Task details: Quote, without change, all of the lines that follow.

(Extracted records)
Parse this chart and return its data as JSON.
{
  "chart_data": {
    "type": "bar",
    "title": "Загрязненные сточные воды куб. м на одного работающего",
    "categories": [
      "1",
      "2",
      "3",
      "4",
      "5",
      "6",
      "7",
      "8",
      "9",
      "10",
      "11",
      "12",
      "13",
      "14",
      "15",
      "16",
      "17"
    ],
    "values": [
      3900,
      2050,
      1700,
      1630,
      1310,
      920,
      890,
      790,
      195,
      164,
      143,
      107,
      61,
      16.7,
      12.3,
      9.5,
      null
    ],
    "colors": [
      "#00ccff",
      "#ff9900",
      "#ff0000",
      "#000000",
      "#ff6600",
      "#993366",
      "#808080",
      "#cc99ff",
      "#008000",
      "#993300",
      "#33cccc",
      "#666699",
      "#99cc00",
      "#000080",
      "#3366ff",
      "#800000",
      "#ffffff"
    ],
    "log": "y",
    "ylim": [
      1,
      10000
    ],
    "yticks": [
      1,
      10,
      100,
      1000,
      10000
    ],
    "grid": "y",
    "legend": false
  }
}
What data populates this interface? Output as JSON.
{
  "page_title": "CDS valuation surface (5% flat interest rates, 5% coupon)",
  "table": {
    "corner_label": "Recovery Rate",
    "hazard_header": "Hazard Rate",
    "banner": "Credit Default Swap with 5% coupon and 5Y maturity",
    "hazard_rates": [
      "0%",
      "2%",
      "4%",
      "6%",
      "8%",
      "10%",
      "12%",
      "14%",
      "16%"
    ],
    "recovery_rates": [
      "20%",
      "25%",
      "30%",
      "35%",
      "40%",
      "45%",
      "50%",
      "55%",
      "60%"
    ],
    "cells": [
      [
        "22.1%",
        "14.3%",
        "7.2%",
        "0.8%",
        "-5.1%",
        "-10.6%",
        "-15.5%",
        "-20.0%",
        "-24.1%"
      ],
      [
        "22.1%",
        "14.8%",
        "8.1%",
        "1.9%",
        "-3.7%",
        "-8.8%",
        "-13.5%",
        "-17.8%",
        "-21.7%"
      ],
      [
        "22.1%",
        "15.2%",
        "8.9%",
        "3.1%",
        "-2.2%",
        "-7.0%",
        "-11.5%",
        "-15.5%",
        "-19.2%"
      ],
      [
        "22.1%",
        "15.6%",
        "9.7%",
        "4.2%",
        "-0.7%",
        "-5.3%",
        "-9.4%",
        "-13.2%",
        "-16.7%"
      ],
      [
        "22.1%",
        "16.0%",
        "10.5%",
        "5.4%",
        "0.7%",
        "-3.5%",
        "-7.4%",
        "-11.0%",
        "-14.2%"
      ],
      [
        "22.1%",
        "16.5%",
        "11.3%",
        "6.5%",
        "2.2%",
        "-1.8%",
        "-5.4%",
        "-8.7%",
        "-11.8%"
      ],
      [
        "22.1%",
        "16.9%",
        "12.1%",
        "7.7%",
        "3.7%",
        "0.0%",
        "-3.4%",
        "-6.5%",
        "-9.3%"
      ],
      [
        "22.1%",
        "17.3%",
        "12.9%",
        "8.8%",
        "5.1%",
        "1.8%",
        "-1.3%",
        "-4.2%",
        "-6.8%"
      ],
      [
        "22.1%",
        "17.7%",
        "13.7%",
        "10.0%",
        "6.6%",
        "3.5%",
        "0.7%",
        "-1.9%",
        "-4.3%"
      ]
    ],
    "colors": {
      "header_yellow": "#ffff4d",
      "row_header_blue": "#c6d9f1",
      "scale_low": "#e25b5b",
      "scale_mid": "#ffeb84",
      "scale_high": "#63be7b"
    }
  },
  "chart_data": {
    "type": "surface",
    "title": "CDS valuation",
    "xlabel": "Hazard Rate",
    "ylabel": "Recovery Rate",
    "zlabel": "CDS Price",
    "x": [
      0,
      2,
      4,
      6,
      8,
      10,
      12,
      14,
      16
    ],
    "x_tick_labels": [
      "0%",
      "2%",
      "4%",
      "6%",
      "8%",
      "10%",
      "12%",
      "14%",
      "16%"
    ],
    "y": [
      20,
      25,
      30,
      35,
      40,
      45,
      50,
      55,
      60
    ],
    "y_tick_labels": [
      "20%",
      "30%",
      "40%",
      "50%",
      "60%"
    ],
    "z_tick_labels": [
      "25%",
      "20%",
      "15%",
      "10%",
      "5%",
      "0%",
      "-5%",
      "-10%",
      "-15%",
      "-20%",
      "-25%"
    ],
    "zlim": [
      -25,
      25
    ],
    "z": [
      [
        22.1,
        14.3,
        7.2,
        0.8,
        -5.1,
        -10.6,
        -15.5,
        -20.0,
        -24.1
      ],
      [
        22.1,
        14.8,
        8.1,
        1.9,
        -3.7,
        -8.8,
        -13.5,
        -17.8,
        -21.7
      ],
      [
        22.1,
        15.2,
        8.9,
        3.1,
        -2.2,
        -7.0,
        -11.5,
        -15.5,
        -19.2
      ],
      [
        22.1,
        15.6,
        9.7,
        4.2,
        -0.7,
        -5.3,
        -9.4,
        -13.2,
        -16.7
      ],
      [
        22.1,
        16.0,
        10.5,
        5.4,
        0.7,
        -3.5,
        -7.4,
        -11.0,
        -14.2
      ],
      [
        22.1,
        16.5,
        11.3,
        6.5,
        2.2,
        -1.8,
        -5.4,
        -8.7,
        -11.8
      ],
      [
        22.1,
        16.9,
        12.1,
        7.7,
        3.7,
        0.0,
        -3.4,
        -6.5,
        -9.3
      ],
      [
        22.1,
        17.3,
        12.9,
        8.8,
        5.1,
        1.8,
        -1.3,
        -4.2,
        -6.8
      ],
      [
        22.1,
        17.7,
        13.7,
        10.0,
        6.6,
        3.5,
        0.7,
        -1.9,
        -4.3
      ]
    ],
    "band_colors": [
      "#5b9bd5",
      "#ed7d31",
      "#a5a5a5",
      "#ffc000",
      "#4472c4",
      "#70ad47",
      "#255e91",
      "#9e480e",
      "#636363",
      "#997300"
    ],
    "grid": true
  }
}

Task response:
Parse this chart and return its data as JSON.
{
  "chart_data": {
    "type": "bar",
    "title": "Загрязненные сточные воды куб. м на одного работающего",
    "categories": [
      "1",
      "2",
      "3",
      "4",
      "5",
      "6",
      "7",
      "8",
      "9",
      "10",
      "11",
      "12",
      "13",
      "14",
      "15",
      "16",
      "17"
    ],
    "values": [
      3900,
      2050,
      1700,
      1630,
      1310,
      920,
      890,
      790,
      195,
      164,
      143,
      107,
      61,
      16.7,
      12.3,
      9.5,
      null
    ],
    "colors": [
      "#00ccff",
      "#ff9900",
      "#ff0000",
      "#000000",
      "#ff6600",
      "#993366",
      "#808080",
      "#cc99ff",
      "#008000",
      "#993300",
      "#33cccc",
      "#666699",
      "#99cc00",
      "#000080",
      "#3366ff",
      "#800000",
      "#ffffff"
    ],
    "log": "y",
    "ylim": [
      1,
      10000
    ],
    "yticks": [
      1,
      10,
      100,
      1000,
      10000
    ],
    "grid": "y",
    "legend": false
  }
}
What data populates this interface? Output as JSON.
{
  "page_title": "CDS valuation surface (5% flat interest rates, 5% coupon)",
  "table": {
    "corner_label": "Recovery Rate",
    "hazard_header": "Hazard Rate",
    "banner": "Credit Default Swap with 5% coupon and 5Y maturity",
    "hazard_rates": [
      "0%",
      "2%",
      "4%",
      "6%",
      "8%",
      "10%",
      "12%",
      "14%",
      "16%"
    ],
    "recovery_rates": [
      "20%",
      "25%",
      "30%",
      "35%",
      "40%",
      "45%",
      "50%",
      "55%",
      "60%"
    ],
    "cells": [
      [
        "22.1%",
        "14.3%",
        "7.2%",
        "0.8%",
        "-5.1%",
        "-10.6%",
        "-15.5%",
        "-20.0%",
        "-24.1%"
      ],
      [
        "22.1%",
        "14.8%",
        "8.1%",
        "1.9%",
        "-3.7%",
        "-8.8%",
        "-13.5%",
        "-17.8%",
        "-21.7%"
      ],
      [
        "22.1%",
        "15.2%",
        "8.9%",
        "3.1%",
        "-2.2%",
        "-7.0%",
        "-11.5%",
        "-15.5%",
        "-19.2%"
      ],
      [
        "22.1%",
        "15.6%",
        "9.7%",
        "4.2%",
        "-0.7%",
        "-5.3%",
        "-9.4%",
        "-13.2%",
        "-16.7%"
      ],
      [
        "22.1%",
        "16.0%",
        "10.5%",
        "5.4%",
        "0.7%",
        "-3.5%",
        "-7.4%",
        "-11.0%",
        "-14.2%"
      ],
      [
        "22.1%",
        "16.5%",
        "11.3%",
        "6.5%",
        "2.2%",
        "-1.8%",
        "-5.4%",
        "-8.7%",
        "-11.8%"
      ],
      [
        "22.1%",
        "16.9%",
        "12.1%",
        "7.7%",
        "3.7%",
        "0.0%",
        "-3.4%",
        "-6.5%",
        "-9.3%"
      ],
      [
        "22.1%",
        "17.3%",
        "12.9%",
        "8.8%",
        "5.1%",
        "1.8%",
        "-1.3%",
        "-4.2%",
        "-6.8%"
      ],
      [
        "22.1%",
        "17.7%",
        "13.7%",
        "10.0%",
        "6.6%",
        "3.5%",
        "0.7%",
        "-1.9%",
        "-4.3%"
      ]
    ],
    "colors": {
      "header_yellow": "#ffff4d",
      "row_header_blue": "#c6d9f1",
      "scale_low": "#e25b5b",
      "scale_mid": "#ffeb84",
      "scale_high": "#63be7b"
    }
  },
  "chart_data": {
    "type": "surface",
    "title": "CDS valuation",
    "xlabel": "Hazard Rate",
    "ylabel": "Recovery Rate",
    "zlabel": "CDS Price",
    "x": [
      0,
      2,
      4,
      6,
      8,
      10,
      12,
      14,
      16
    ],
    "x_tick_labels": [
      "0%",
      "2%",
      "4%",
      "6%",
      "8%",
      "10%",
      "12%",
      "14%",
      "16%"
    ],
    "y": [
      20,
      25,
      30,
      35,
      40,
      45,
      50,
      55,
      60
    ],
    "y_tick_labels": [
      "20%",
      "30%",
      "40%",
      "50%",
      "60%"
    ],
    "z_tick_labels": [
      "25%",
      "20%",
      "15%",
      "10%",
      "5%",
      "0%",
      "-5%",
      "-10%",
      "-15%",
      "-20%",
      "-25%"
    ],
    "zlim": [
      -25,
      25
    ],
    "z": [
      [
        22.1,
        14.3,
        7.2,
        0.8,
        -5.1,
        -10.6,
        -15.5,
        -20.0,
        -24.1
      ],
      [
        22.1,
        14.8,
        8.1,
        1.9,
        -3.7,
        -8.8,
        -13.5,
        -17.8,
        -21.7
      ],
      [
        22.1,
        15.2,
        8.9,
        3.1,
        -2.2,
        -7.0,
        -11.5,
        -15.5,
        -19.2
      ],
      [
        22.1,
        15.6,
        9.7,
        4.2,
        -0.7,
        -5.3,
        -9.4,
        -13.2,
        -16.7
      ],
      [
        22.1,
        16.0,
        10.5,
        5.4,
        0.7,
        -3.5,
        -7.4,
        -11.0,
        -14.2
      ],
      [
        22.1,
        16.5,
        11.3,
        6.5,
        2.2,
        -1.8,
        -5.4,
        -8.7,
        -11.8
      ],
      [
        22.1,
        16.9,
        12.1,
        7.7,
        3.7,
        0.0,
        -3.4,
        -6.5,
        -9.3
      ],
      [
        22.1,
        17.3,
        12.9,
        8.8,
        5.1,
        1.8,
        -1.3,
        -4.2,
        -6.8
      ],
      [
        22.1,
        17.7,
        13.7,
        10.0,
        6.6,
        3.5,
        0.7,
        -1.9,
        -4.3
      ]
    ],
    "band_colors": [
      "#5b9bd5",
      "#ed7d31",
      "#a5a5a5",
      "#ffc000",
      "#4472c4",
      "#70ad47",
      "#255e91",
      "#9e480e",
      "#636363",
      "#997300"
    ],
    "grid": true
  }
}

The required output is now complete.